INSTRUCTIONS FOR THE TASK
Below are the records; copy each line in them that holds the word "APPEARS".

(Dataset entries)
*-*-*

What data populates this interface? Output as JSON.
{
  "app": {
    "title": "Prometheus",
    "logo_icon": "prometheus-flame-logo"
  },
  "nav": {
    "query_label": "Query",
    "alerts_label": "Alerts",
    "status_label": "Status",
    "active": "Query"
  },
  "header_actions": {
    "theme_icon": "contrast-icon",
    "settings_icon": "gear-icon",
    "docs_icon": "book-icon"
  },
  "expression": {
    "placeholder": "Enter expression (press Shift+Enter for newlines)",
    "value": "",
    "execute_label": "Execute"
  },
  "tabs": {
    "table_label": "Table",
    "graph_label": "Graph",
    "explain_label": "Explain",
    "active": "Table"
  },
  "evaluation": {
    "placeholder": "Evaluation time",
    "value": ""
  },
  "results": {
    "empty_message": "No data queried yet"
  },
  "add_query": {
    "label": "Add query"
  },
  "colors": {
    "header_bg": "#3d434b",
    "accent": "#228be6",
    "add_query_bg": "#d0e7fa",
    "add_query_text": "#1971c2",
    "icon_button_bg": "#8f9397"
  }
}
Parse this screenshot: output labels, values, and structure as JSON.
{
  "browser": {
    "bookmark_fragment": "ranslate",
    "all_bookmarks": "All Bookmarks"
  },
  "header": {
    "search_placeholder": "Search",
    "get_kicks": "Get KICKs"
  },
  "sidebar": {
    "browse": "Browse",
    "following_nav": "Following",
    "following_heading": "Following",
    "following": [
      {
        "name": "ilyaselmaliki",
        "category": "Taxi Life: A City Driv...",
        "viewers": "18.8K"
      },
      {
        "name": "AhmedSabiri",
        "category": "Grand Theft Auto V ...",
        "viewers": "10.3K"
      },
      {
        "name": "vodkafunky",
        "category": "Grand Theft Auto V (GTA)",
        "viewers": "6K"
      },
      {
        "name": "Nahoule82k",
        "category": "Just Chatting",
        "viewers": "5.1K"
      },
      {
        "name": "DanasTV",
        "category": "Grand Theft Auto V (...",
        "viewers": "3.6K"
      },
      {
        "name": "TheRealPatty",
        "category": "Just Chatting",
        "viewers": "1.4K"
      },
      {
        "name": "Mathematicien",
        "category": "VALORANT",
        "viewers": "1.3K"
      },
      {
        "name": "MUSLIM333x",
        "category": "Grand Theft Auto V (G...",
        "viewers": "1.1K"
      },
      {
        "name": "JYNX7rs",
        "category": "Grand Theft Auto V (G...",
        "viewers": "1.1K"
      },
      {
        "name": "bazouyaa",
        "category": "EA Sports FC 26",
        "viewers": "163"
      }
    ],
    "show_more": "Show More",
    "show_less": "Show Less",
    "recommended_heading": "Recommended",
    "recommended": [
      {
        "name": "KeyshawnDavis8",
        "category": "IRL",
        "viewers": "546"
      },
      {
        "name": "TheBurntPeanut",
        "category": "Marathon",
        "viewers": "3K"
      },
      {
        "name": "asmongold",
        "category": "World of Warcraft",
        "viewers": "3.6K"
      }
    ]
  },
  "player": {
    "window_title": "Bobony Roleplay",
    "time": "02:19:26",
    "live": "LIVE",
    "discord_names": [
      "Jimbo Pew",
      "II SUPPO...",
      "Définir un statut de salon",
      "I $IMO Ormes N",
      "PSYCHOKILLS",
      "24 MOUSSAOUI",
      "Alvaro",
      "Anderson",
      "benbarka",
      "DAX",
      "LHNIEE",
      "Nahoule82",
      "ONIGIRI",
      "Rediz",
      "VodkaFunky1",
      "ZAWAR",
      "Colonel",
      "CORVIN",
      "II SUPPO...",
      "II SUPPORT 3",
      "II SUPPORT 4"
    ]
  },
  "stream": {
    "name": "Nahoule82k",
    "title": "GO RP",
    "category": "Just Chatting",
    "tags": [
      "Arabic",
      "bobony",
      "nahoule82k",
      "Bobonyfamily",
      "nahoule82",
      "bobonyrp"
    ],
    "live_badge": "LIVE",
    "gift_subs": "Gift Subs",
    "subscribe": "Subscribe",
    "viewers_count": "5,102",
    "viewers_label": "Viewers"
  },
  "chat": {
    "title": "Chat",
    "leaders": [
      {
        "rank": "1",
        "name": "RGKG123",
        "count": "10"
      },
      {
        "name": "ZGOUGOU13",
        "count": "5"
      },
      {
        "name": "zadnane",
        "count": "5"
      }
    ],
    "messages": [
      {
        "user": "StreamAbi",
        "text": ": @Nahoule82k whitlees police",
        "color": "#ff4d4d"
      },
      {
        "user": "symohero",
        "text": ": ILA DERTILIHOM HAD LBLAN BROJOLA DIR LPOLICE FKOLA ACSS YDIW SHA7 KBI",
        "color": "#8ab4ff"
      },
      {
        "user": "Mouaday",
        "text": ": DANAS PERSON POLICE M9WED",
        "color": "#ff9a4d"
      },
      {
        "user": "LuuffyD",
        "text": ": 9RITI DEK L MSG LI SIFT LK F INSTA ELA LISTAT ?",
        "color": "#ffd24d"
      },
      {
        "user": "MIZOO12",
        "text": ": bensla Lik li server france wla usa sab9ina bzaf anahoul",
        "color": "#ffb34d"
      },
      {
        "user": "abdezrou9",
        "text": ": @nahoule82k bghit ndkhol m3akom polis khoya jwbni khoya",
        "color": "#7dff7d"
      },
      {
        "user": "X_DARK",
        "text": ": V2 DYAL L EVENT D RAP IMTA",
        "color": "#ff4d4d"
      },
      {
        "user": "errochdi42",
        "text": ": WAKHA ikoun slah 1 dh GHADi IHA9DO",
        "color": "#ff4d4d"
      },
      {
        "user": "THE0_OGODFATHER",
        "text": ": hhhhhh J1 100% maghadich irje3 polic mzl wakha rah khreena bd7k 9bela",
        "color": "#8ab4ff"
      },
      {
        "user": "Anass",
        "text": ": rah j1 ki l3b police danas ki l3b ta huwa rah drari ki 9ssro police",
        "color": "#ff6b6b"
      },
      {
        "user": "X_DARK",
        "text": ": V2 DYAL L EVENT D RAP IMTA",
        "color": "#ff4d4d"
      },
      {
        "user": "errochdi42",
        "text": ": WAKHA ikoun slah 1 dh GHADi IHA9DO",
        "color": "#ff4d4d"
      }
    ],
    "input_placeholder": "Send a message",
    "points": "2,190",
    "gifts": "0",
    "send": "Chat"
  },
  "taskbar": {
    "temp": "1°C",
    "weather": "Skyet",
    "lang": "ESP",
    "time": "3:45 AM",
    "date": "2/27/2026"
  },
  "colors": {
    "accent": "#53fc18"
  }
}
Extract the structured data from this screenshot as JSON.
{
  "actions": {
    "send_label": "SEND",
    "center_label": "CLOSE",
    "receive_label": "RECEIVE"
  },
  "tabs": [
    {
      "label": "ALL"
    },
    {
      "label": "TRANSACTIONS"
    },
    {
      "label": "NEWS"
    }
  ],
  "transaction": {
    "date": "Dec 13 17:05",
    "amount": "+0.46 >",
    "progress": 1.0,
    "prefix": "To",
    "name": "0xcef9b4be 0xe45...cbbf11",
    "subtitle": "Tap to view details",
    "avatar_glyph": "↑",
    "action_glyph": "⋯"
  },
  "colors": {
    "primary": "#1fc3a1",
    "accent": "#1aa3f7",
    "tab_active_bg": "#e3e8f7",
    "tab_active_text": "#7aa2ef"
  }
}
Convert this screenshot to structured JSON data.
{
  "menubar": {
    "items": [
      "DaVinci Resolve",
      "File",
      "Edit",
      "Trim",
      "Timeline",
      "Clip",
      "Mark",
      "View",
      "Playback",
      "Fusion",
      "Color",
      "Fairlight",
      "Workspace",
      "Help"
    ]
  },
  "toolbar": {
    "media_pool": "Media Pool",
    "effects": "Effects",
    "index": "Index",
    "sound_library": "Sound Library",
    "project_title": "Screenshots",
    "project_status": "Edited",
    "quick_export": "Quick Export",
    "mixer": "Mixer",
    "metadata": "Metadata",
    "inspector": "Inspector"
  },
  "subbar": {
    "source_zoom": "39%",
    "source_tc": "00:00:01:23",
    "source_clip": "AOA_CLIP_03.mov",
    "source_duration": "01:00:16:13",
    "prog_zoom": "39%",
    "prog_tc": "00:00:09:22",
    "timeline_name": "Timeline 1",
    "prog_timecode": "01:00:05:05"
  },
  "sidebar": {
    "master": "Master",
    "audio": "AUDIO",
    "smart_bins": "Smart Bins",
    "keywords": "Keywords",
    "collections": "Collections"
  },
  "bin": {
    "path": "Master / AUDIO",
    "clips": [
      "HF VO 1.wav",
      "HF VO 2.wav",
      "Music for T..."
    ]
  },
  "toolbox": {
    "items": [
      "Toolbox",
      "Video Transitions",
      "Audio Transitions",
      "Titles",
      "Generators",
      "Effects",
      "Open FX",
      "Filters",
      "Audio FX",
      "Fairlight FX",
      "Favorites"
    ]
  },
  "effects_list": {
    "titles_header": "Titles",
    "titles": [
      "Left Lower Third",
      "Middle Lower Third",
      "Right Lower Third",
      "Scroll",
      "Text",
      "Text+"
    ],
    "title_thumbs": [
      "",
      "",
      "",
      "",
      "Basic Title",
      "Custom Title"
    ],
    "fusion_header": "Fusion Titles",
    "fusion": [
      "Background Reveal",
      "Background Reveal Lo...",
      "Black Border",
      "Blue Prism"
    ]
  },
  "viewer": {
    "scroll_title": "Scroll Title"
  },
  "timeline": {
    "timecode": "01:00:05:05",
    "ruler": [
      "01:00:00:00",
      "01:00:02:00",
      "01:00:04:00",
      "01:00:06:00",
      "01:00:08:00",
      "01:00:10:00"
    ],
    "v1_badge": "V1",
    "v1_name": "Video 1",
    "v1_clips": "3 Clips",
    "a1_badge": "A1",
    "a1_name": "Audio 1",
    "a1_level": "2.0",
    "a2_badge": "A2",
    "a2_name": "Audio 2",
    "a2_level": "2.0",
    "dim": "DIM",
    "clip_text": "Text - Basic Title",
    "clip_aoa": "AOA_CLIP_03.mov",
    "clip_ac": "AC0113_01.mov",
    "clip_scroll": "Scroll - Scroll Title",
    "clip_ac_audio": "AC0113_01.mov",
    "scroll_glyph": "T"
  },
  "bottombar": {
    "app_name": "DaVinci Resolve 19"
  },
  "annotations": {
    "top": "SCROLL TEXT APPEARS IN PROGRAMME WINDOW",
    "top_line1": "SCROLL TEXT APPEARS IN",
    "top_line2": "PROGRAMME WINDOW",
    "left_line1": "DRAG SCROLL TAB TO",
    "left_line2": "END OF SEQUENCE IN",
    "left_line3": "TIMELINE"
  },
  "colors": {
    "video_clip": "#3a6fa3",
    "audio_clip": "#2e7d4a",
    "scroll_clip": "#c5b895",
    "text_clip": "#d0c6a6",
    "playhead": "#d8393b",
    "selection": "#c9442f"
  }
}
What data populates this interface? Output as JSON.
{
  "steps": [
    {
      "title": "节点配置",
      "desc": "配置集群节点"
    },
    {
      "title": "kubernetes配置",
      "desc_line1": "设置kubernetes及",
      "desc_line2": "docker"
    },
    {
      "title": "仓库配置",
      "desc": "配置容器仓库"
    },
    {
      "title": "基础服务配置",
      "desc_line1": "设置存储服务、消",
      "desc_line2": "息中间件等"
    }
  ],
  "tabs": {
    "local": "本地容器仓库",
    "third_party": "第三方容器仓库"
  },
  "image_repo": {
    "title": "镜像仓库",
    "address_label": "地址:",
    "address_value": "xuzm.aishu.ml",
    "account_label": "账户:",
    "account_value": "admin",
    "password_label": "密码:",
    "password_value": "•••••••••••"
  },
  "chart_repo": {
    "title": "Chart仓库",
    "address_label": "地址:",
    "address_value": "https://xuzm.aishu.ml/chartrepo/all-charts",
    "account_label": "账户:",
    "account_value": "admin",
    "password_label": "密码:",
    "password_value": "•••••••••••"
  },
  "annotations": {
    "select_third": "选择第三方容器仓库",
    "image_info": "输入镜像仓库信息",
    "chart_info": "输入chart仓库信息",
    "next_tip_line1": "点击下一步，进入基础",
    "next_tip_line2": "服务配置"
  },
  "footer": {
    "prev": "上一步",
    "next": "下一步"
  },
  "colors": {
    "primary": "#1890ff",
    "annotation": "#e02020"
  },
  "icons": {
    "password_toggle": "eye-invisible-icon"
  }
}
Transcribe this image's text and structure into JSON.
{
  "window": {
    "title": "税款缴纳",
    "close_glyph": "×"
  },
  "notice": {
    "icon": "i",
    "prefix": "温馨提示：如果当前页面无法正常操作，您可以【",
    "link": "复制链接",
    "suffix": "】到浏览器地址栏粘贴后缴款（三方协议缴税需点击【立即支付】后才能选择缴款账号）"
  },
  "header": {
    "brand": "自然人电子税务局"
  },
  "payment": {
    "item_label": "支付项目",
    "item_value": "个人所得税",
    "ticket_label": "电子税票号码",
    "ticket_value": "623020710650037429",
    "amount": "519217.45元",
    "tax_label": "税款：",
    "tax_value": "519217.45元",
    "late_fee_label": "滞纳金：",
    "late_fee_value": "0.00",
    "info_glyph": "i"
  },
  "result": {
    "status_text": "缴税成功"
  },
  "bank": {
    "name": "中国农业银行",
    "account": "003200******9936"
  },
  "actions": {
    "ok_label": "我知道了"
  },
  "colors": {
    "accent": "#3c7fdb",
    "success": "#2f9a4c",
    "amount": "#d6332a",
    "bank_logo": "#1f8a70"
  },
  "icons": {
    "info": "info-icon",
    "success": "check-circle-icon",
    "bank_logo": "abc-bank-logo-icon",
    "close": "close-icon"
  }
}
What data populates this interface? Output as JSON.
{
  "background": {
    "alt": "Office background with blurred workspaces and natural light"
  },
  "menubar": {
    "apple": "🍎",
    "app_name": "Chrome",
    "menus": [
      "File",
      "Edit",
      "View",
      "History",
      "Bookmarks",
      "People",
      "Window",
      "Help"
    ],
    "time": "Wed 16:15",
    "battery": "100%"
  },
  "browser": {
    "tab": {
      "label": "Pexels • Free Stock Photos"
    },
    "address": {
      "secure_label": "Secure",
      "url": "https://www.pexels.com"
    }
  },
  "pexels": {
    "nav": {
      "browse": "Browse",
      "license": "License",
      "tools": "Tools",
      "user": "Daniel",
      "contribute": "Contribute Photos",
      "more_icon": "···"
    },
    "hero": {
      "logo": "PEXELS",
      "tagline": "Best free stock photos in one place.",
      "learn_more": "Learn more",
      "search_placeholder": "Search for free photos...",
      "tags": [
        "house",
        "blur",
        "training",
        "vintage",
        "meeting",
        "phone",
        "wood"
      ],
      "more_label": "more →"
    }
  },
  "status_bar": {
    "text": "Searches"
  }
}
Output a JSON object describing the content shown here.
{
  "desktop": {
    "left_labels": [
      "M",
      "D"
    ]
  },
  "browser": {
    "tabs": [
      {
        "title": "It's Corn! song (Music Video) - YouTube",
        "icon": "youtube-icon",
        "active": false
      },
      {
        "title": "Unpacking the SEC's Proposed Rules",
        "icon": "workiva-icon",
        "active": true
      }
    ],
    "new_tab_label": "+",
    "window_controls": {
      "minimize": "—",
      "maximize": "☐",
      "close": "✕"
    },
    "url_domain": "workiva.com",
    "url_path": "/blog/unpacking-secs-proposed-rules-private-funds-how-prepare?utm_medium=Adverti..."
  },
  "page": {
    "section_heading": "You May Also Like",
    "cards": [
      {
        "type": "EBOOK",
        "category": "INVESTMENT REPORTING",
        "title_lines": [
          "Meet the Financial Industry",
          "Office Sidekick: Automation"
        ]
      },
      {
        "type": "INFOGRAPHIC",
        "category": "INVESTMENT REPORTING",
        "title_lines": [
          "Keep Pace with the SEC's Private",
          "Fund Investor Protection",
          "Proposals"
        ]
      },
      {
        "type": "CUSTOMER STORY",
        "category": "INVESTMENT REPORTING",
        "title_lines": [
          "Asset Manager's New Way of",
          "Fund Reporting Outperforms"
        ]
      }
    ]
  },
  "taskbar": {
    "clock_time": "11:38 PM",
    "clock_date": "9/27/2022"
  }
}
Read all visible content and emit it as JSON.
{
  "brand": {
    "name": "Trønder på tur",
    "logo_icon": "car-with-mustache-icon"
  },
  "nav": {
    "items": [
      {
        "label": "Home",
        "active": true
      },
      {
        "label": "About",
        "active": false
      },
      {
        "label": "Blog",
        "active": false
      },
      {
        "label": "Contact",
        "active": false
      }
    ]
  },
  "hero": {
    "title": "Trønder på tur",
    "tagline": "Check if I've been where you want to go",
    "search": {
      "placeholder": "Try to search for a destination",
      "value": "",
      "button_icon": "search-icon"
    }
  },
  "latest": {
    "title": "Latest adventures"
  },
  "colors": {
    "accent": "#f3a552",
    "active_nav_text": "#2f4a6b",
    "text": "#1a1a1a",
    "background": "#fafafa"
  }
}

*-*-*

SOLUTION BELOW
    "top": "SCROLL TEXT APPEARS IN PROGRAMME WINDOW",
    "top_line1": "SCROLL TEXT APPEARS IN",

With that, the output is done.